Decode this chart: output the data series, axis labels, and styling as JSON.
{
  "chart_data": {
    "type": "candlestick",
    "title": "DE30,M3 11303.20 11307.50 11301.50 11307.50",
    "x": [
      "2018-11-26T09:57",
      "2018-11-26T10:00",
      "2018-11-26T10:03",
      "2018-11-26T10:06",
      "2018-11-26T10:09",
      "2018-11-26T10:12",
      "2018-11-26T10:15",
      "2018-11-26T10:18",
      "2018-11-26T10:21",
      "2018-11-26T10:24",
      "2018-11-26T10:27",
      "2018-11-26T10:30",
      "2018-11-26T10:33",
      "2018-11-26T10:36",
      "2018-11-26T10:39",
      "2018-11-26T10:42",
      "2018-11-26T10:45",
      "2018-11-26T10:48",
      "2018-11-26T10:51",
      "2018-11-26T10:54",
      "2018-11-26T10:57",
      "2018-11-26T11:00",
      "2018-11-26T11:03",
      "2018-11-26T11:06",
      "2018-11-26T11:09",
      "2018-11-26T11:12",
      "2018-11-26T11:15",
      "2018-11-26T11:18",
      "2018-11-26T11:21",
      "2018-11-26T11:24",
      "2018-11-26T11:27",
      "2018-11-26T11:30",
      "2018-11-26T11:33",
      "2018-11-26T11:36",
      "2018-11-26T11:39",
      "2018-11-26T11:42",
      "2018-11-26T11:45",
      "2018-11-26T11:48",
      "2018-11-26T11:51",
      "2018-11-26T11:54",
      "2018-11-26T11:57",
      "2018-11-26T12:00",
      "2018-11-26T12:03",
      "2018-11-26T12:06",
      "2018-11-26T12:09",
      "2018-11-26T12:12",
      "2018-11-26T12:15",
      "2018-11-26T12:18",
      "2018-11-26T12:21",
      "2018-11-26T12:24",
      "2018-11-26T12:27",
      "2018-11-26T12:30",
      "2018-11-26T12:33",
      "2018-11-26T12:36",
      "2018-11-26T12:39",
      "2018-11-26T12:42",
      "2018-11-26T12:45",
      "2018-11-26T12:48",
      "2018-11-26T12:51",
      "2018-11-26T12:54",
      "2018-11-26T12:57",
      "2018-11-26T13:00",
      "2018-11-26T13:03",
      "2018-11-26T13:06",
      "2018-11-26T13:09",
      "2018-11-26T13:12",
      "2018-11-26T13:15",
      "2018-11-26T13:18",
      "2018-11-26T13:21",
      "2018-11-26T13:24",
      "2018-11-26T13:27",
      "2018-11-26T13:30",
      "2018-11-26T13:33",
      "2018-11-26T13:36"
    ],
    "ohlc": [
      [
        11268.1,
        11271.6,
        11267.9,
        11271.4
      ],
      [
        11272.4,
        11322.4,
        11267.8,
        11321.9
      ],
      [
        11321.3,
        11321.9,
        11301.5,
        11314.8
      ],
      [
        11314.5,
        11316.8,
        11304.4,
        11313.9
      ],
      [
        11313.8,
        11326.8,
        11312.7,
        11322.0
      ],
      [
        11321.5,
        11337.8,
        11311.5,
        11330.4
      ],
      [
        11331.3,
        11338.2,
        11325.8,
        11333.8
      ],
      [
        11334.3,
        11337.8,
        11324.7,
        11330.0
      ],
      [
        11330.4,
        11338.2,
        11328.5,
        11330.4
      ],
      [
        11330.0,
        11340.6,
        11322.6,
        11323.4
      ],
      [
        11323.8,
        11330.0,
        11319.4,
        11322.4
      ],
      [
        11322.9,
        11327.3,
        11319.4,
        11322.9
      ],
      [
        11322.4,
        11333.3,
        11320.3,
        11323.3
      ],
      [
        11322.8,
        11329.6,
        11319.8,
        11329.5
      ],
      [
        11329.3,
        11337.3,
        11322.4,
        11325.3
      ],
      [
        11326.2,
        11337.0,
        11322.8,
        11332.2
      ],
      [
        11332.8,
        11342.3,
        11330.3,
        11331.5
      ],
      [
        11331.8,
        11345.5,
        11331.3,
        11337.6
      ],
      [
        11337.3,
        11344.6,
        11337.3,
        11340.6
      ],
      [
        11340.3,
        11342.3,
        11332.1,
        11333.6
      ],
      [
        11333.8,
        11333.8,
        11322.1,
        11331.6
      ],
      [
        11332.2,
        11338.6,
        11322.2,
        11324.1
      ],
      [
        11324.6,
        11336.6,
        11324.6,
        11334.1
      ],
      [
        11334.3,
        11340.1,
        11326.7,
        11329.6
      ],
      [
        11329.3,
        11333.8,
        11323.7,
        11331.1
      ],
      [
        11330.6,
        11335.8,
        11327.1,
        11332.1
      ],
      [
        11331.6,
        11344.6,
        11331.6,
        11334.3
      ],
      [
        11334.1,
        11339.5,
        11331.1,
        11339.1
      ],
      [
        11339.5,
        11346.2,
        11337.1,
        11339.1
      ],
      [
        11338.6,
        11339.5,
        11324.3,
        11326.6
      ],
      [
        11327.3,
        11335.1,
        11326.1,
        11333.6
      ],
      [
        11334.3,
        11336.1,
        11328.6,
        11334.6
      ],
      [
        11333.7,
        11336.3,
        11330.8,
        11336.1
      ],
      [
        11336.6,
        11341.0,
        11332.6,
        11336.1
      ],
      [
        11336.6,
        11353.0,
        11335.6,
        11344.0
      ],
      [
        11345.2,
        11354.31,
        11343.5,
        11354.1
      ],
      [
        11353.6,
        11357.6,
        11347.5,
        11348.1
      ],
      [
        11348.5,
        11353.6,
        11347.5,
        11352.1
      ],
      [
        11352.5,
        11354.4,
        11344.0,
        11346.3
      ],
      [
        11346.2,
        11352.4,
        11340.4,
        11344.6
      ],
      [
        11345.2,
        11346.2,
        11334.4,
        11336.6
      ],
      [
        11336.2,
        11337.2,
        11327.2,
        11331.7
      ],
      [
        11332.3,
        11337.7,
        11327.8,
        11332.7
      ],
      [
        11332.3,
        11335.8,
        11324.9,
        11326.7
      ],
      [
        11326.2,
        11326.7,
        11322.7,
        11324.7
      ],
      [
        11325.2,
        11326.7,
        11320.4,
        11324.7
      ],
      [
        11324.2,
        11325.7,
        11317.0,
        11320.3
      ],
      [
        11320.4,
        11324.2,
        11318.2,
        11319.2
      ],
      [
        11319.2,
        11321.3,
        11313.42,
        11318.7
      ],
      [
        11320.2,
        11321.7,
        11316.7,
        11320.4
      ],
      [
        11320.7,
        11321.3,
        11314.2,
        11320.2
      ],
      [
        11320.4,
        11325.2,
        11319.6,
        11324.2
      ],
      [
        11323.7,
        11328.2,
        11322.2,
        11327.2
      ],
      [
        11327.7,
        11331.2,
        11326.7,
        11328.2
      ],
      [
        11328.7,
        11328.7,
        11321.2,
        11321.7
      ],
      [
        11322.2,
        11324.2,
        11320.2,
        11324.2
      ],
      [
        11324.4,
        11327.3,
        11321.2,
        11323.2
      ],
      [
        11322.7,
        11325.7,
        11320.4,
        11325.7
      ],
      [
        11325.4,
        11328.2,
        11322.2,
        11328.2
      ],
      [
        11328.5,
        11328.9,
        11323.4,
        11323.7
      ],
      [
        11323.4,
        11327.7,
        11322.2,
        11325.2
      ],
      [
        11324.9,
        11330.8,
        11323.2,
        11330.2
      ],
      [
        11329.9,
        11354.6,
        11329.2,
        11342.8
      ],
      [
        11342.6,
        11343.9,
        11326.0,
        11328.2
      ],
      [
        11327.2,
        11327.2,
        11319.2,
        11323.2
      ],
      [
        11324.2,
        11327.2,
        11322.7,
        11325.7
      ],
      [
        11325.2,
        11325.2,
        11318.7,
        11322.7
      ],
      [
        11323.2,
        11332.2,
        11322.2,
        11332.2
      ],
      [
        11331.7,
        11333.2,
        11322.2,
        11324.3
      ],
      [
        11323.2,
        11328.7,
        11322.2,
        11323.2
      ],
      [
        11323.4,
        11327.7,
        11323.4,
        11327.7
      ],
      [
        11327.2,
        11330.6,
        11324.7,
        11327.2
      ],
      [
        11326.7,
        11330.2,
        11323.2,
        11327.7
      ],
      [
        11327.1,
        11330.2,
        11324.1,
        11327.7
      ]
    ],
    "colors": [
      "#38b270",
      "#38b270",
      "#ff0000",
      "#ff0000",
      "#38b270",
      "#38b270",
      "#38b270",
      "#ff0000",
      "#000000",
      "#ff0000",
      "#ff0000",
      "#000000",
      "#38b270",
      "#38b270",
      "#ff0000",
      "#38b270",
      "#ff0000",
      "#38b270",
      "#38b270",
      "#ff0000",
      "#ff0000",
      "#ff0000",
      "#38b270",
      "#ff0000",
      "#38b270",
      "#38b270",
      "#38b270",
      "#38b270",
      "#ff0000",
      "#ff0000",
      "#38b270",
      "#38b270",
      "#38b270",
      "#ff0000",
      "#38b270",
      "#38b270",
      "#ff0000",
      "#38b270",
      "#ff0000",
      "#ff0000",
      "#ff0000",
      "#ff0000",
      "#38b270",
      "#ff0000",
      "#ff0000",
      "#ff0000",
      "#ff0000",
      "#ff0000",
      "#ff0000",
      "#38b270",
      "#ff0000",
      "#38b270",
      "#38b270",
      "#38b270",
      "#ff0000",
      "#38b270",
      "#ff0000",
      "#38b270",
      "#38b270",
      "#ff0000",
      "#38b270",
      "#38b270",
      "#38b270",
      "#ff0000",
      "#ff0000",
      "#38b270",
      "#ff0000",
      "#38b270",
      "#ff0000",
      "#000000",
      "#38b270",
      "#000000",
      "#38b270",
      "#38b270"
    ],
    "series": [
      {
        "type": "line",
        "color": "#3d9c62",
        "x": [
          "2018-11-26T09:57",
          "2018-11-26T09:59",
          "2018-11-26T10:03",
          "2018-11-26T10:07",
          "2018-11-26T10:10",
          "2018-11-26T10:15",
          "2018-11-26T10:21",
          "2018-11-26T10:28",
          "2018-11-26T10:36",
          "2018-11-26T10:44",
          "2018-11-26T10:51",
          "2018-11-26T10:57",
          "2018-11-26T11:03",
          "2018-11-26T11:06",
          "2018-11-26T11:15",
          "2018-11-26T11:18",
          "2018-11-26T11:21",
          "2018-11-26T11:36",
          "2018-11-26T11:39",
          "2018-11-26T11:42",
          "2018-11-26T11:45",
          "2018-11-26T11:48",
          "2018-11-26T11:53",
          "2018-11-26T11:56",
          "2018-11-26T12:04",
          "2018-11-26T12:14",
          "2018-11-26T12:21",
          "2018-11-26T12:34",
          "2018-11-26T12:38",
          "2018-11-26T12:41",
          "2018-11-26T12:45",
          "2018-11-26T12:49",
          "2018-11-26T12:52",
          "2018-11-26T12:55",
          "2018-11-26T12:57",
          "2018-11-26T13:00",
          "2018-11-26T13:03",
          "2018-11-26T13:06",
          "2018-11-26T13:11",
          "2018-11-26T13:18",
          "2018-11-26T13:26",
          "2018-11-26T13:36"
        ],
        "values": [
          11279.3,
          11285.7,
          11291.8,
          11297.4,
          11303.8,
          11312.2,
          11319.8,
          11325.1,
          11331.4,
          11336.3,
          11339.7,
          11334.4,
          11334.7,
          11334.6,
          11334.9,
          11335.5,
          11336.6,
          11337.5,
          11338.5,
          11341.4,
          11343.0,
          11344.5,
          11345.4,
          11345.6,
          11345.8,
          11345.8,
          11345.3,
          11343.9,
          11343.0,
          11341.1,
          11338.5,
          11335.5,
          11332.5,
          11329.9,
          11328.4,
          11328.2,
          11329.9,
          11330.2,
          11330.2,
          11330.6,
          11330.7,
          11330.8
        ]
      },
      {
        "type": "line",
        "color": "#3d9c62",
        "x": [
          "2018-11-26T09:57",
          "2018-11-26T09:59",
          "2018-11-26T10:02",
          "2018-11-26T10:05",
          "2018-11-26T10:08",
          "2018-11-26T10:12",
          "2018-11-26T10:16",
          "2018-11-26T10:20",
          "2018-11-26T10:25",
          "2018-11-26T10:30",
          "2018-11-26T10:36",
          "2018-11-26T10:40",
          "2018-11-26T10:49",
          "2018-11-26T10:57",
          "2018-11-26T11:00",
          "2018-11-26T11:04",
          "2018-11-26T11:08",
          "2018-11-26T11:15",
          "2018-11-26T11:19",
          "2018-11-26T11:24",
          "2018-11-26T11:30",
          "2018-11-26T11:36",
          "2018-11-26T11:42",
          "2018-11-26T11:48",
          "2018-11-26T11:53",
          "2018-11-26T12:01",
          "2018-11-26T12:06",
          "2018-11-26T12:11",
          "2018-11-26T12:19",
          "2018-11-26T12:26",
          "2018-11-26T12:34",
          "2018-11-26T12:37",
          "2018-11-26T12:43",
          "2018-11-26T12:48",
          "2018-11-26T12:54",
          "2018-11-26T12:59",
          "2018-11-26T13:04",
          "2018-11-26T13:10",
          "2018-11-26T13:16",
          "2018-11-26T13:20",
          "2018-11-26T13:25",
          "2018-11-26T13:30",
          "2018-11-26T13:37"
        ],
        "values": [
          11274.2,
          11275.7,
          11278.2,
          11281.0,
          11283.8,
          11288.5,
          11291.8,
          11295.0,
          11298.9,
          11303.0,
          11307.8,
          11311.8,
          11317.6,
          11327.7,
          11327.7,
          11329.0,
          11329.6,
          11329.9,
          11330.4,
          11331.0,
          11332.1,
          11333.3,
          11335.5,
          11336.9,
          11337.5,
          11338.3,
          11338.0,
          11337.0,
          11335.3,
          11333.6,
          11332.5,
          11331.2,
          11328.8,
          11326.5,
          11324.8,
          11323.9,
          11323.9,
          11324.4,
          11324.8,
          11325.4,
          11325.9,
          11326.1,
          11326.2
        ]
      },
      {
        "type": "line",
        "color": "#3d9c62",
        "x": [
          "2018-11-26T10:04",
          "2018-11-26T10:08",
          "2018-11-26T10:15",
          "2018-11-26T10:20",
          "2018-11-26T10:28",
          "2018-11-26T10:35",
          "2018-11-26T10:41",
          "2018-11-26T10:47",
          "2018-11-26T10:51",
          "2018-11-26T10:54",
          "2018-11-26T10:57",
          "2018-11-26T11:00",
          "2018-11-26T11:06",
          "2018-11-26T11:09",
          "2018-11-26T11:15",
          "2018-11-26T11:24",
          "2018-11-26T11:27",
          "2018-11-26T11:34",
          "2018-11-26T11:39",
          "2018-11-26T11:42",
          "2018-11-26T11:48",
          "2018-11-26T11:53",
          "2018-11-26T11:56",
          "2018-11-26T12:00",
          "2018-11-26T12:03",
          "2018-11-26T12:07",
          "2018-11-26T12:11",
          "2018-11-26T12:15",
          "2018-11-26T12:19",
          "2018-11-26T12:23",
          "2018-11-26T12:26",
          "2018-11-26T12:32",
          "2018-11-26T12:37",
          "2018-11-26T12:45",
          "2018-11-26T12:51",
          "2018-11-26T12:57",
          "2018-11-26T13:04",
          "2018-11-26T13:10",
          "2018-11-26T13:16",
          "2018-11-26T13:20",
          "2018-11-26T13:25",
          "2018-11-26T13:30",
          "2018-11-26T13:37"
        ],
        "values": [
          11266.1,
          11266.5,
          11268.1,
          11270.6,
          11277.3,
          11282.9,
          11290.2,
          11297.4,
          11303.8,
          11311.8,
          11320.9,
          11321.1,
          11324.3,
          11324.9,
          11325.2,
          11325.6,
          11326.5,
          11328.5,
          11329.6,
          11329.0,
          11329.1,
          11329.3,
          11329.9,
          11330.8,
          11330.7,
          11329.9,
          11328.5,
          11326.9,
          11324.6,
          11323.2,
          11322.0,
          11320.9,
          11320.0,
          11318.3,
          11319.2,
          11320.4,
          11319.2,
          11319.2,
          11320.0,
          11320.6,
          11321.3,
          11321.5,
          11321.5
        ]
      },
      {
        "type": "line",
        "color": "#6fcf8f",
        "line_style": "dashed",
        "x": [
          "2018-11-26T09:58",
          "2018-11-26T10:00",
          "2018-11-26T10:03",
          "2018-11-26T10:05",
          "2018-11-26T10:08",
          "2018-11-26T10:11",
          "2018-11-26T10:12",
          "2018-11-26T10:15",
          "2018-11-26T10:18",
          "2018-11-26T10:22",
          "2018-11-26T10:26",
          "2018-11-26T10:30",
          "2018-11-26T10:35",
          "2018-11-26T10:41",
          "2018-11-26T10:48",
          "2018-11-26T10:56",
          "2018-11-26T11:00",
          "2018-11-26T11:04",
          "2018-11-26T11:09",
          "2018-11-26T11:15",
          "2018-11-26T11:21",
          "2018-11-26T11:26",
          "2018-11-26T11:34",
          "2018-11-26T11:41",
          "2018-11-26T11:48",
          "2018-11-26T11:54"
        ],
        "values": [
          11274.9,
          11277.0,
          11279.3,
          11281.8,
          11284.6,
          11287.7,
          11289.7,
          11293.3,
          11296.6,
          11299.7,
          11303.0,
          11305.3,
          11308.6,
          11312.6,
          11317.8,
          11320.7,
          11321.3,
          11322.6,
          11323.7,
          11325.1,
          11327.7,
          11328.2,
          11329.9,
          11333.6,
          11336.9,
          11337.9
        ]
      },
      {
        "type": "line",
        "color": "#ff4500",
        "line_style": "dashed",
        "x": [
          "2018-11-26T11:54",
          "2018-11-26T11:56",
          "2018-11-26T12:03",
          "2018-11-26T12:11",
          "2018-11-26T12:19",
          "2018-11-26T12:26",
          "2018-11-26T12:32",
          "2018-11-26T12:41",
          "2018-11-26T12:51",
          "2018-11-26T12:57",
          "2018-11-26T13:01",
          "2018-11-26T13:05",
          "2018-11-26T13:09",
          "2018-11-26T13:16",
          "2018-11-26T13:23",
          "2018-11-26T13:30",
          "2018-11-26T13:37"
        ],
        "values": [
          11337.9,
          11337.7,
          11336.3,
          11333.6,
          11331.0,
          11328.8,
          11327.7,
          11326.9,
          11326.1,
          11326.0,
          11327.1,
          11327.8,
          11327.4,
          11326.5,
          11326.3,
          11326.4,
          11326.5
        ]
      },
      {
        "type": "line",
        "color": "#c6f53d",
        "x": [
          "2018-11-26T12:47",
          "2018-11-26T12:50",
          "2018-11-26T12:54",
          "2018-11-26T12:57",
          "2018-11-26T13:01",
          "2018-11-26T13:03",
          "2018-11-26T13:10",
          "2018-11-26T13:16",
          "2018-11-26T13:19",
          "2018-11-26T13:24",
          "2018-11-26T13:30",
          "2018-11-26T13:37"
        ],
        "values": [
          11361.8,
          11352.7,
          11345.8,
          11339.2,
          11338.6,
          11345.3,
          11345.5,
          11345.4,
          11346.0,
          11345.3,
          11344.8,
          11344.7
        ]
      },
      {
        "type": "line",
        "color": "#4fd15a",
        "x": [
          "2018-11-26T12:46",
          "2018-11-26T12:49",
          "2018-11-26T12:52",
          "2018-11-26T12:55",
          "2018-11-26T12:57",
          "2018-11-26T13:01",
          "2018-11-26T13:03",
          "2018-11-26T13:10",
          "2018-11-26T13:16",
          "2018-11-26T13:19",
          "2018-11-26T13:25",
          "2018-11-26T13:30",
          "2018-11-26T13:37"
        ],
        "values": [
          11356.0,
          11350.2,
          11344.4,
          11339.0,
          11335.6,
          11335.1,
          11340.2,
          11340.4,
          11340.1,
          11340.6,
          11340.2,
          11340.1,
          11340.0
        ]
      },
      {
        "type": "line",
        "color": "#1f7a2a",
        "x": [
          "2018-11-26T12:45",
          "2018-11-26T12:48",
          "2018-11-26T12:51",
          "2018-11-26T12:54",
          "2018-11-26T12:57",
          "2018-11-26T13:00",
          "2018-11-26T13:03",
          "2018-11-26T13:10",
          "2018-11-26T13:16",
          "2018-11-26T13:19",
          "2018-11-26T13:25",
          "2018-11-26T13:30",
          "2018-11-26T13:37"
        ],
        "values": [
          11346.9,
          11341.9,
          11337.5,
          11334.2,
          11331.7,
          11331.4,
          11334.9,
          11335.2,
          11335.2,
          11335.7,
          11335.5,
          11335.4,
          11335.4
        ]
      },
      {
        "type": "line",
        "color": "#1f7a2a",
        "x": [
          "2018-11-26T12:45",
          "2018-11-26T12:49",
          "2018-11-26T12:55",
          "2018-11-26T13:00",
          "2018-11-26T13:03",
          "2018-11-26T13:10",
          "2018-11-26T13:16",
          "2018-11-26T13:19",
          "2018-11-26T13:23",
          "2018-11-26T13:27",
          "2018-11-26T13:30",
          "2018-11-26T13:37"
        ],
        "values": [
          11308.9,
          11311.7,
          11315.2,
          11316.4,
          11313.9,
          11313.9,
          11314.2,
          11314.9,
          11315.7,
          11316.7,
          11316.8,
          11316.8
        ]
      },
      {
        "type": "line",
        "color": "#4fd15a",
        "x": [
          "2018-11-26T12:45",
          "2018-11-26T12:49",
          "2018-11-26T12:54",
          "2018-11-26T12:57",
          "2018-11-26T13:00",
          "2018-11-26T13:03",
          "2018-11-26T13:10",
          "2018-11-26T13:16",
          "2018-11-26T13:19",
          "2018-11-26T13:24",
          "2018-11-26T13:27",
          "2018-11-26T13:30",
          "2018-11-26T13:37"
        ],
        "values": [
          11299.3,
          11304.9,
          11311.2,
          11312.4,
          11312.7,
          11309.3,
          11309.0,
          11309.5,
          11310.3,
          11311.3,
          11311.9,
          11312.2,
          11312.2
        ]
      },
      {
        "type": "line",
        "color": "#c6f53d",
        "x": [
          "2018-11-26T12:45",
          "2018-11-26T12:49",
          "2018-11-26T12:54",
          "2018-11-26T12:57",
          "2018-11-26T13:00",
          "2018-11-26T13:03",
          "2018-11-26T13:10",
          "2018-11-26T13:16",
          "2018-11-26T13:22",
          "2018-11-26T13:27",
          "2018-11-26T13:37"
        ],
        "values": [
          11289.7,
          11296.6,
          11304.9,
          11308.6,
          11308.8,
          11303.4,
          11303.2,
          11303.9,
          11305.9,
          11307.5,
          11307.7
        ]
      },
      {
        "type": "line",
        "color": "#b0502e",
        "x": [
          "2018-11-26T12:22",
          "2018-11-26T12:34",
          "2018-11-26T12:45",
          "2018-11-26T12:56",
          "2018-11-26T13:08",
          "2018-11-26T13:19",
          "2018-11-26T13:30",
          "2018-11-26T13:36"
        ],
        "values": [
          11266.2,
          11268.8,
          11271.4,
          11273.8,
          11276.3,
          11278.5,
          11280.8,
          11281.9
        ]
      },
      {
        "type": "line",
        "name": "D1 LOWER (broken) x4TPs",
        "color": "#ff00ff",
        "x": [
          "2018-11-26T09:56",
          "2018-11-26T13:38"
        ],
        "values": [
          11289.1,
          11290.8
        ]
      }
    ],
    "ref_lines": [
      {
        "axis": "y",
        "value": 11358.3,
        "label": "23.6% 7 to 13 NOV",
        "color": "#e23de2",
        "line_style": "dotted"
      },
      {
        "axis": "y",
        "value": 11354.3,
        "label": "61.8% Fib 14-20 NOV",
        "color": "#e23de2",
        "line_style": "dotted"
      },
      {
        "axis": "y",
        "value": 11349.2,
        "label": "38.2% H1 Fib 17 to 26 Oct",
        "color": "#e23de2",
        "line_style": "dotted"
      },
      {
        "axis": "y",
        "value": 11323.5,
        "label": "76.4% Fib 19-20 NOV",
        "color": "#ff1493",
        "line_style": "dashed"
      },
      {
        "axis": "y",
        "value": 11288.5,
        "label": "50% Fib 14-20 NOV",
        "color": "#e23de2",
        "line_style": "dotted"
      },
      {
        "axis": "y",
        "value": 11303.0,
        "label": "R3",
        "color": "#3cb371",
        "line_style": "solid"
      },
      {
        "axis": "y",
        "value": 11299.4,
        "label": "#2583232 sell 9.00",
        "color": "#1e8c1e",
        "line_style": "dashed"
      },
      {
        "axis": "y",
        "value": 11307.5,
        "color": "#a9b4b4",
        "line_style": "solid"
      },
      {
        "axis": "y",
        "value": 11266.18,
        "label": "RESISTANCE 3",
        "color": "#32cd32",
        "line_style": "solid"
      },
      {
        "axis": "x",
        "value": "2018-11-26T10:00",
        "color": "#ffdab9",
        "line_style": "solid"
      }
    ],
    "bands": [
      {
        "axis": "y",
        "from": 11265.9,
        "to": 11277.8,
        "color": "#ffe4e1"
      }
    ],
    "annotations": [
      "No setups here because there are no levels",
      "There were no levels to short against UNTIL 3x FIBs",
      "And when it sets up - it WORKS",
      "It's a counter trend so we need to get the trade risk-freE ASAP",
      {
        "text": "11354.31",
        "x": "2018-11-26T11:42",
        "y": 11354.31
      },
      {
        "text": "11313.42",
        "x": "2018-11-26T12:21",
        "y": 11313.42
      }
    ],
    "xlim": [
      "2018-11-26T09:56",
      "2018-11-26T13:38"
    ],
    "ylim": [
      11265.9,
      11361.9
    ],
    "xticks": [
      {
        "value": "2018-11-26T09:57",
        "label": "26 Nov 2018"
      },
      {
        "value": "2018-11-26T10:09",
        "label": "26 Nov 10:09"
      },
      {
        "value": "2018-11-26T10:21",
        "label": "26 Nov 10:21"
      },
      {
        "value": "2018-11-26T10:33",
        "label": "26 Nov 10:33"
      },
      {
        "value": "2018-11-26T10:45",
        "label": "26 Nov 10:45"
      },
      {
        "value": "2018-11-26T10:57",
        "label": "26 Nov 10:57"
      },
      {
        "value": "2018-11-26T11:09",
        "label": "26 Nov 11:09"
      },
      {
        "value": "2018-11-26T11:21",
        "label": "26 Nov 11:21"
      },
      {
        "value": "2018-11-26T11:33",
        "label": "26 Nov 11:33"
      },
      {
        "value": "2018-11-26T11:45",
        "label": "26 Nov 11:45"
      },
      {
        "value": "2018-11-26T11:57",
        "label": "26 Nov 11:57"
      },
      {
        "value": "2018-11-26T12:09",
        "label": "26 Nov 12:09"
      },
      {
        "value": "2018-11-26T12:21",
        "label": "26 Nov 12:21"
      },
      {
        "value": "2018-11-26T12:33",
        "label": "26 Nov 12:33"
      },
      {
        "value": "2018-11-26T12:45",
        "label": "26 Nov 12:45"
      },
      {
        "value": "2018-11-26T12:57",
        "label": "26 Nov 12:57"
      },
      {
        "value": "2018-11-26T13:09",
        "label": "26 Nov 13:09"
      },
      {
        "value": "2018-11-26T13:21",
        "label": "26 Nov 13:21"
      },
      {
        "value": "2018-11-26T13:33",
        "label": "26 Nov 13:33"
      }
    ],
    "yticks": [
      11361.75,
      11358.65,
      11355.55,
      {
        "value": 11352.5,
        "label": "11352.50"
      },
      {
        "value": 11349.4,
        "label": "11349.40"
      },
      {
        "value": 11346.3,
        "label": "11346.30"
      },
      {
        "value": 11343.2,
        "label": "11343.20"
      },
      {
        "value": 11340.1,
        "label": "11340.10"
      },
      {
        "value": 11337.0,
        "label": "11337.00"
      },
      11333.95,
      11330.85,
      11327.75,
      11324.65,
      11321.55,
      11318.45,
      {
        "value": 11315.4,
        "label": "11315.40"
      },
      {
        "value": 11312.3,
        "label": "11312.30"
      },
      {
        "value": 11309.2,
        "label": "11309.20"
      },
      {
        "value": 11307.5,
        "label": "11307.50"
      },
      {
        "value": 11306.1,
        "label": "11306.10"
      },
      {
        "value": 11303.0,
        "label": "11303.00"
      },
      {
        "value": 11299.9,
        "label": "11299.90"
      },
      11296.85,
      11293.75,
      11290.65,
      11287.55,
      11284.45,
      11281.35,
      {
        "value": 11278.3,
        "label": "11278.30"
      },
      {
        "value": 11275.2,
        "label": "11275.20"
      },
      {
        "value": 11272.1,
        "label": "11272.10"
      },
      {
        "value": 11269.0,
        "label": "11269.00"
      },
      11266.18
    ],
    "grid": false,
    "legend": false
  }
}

**DIRECTION**
All lines that include "levels" are to be gathered and copied.

**EXERCISE ANSWER**
      "No setups here because there are no levels",
      "There were no levels to short against UNTIL 3x FIBs",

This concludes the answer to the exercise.